TEXT BLOCK:
((

6. Direct Deposit: Rather than wait for rents to come in and then deposit the checks, I would give my tenants a stack of direct deposit slips to my bank account, along with the pre-paid postage envelopes. The tenant can drop the check in the mail, or hand-carry it to the bank. Either way, I don't have to deal with it and instead the money appears when I check my balance online.
You could also set up direct deposit using online payment mechanisms, such as billpay.
7. Late Fees versus Discounts: One clever landlord gave me this idea, which I think is sound. Rather than trying to collect "late fees" for late rent, structure your lease so there is a $25 discount applied if they pay before the 5th of the month. Trust me, they will make sure that money gets there on time! Late fees are harder to collect, particularly if you end up in court (hope that never, ever happens!). But the main thing is the psychology of it. By offering a discount for early payment, you are the "good guy", whereas by charging a late fee for late payment, you are the "evil landlord". Which do you want to be? The net effect of the payment scheme is, of course, the same.

))

Spatial annotation entries

((

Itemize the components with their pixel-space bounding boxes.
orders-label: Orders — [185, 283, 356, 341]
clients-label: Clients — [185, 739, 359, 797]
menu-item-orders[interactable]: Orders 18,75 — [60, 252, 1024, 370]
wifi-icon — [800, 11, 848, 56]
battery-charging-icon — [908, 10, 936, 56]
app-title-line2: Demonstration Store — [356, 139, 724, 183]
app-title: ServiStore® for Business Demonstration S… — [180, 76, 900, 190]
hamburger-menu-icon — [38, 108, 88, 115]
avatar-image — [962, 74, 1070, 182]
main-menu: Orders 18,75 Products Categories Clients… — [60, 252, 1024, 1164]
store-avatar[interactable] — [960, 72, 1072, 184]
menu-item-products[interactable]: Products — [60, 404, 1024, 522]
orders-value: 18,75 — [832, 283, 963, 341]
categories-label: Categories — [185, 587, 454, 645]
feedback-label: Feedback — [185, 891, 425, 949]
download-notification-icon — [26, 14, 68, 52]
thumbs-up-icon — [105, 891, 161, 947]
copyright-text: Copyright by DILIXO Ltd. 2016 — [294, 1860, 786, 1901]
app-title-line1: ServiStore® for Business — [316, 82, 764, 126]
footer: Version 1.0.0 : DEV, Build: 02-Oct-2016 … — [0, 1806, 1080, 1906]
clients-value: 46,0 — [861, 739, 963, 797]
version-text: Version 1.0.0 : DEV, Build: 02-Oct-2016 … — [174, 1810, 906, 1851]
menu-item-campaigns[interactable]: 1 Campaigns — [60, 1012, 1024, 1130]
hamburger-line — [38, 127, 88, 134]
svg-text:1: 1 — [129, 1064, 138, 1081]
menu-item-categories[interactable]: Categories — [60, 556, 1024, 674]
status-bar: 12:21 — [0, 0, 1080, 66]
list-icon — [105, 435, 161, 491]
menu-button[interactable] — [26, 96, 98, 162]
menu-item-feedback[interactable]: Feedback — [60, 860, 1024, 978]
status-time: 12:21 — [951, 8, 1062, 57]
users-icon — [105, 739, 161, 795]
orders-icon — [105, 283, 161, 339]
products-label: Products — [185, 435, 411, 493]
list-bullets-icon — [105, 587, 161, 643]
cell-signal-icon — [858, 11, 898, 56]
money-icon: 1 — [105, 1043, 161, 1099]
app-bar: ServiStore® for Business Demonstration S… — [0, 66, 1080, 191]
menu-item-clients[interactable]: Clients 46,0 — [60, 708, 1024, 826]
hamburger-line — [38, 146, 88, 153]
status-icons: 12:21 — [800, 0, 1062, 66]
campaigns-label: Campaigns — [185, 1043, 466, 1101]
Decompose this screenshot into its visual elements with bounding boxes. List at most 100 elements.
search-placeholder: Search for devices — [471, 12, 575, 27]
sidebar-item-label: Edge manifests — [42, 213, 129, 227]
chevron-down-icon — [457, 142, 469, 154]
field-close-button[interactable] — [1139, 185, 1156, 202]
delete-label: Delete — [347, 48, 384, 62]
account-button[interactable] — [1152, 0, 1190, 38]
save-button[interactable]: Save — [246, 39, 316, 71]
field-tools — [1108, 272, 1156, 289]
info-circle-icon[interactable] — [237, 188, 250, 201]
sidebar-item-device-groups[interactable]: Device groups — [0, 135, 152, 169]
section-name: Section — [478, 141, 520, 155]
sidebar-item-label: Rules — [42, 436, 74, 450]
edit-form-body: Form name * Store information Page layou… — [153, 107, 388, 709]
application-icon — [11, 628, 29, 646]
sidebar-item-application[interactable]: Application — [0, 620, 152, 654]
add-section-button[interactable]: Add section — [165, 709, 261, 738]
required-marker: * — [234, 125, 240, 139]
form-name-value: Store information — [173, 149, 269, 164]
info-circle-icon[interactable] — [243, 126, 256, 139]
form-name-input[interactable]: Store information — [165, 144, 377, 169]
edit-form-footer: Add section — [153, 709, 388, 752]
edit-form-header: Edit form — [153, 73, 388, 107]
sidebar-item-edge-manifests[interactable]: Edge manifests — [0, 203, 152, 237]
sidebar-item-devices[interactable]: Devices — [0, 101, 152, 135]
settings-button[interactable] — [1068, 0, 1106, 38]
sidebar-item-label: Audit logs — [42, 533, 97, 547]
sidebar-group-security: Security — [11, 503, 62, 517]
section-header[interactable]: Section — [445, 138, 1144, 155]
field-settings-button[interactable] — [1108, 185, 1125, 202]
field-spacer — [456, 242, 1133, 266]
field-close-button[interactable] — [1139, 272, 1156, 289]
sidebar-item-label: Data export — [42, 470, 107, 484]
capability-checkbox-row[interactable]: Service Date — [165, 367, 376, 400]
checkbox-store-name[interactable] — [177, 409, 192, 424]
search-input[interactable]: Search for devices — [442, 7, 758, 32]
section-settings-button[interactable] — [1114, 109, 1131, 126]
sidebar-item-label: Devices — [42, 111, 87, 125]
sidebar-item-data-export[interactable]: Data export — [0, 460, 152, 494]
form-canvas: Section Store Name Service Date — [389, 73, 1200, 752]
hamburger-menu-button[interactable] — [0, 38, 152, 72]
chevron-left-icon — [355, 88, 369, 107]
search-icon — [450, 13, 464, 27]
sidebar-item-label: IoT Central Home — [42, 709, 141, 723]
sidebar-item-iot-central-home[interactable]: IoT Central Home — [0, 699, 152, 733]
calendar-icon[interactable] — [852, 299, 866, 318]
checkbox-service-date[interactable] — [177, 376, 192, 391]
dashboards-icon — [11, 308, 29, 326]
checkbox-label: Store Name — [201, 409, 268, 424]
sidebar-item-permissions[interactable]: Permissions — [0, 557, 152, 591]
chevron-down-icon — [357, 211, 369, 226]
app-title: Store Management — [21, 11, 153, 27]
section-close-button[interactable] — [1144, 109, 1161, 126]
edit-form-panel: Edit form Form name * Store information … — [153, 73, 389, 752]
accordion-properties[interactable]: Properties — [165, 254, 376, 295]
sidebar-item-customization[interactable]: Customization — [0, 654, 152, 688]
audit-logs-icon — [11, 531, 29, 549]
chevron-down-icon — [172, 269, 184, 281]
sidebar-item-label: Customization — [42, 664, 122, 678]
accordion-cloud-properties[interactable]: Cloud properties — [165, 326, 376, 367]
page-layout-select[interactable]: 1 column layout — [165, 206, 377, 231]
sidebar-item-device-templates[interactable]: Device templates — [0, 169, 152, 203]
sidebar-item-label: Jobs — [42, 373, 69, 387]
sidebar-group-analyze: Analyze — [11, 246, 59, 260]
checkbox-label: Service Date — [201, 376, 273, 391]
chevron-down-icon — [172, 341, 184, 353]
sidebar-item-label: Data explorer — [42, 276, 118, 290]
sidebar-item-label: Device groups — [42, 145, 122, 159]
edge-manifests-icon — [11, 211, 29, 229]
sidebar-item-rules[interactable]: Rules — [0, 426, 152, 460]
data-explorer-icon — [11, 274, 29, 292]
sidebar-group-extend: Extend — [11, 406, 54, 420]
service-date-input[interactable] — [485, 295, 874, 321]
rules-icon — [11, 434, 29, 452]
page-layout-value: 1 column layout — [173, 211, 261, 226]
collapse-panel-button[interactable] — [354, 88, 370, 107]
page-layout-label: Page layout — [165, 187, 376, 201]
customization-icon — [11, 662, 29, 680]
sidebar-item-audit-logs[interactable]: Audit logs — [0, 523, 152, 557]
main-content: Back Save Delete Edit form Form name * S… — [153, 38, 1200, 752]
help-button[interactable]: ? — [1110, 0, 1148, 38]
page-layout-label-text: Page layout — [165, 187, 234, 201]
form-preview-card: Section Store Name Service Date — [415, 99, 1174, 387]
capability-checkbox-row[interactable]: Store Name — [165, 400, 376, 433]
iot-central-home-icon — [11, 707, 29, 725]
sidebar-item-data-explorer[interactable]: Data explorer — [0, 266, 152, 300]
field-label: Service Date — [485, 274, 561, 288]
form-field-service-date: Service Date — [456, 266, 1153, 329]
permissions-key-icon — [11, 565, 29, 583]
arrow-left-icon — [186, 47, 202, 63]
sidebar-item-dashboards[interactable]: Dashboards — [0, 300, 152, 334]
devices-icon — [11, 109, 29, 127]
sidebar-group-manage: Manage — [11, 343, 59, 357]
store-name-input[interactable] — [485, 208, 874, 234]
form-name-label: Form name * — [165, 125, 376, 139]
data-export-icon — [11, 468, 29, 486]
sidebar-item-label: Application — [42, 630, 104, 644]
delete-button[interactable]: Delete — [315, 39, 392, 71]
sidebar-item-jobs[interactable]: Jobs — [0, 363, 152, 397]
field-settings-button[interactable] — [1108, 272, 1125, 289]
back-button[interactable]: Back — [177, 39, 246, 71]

))

WHAT IS ASKED:
A – List every phrase that the rent-collection tips enclose in quotation marks.
B – Carry the rent-collection tips forward from the point at which they stop.

SET OF ANSWERS:
A –
- late fees
- good guy
- evil landlord

B –
7. Security Deposit: Some States limit how much you can ask for in Security deposit, so check local laws. When I was in college, they asked for first and last month's rent, plus one month's rent security deposit. Ouch! In Virginia, such practices were not common, and in fact, were probably illegal. Nevertheless, make sure you have your security deposit in place before the tenant moves in. And ask for a "pet deposit" (not the brown kind) if they have pets.
You have to pay interest on security deposits, which can be tricky. I basically came up with a number for "interest" based on prevailing rates, and the tenants never complained.
8. No More Mr. Nice Guy (Mr. Doormat): Many folks think that being a landlord is their chance to enact their crazy social theories or make up for the practices of their "evil" landlord they had while in college. I'll show the world that you CAN be a nice landlord and still make money!
You are running a business, plain and simple, and you are selling a product (a rental unit) to the general public, at a market value price. You cannot try to be "friends" with your tenants, or be a "nice guy" and try to help them out. And the reasons for this are numerous.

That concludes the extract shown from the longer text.